Task material:
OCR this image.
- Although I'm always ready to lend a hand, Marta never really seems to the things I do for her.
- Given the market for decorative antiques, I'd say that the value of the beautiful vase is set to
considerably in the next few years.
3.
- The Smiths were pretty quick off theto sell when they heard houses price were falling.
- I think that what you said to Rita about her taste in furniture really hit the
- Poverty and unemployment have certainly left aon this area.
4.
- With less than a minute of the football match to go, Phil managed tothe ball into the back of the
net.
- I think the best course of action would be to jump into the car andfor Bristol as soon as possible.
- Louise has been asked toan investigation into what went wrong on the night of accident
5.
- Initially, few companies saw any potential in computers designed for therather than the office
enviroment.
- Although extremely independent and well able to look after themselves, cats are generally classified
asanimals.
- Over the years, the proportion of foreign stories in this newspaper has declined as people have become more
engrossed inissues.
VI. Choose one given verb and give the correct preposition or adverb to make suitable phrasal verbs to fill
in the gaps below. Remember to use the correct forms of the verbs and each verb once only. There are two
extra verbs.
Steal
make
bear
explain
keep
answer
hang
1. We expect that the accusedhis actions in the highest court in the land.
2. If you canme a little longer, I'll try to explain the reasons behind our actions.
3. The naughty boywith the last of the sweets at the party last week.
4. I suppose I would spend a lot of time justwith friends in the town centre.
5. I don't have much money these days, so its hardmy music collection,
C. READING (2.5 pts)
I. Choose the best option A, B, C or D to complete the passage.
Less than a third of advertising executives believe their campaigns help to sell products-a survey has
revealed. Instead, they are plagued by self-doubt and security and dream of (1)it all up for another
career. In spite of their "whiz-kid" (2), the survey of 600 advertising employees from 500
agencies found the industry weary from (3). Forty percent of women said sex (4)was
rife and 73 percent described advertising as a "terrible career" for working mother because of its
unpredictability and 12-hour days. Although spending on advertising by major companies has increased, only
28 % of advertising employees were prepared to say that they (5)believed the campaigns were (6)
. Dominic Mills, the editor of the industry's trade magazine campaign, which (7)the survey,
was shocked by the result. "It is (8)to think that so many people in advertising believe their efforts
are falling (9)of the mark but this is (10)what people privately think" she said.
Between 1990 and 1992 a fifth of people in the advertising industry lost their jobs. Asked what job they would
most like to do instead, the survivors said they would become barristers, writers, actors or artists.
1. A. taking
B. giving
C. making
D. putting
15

Instructions for the task:
Work out how many lines of the material above contain the word "into", then give only that figure.

Solution for this task:
3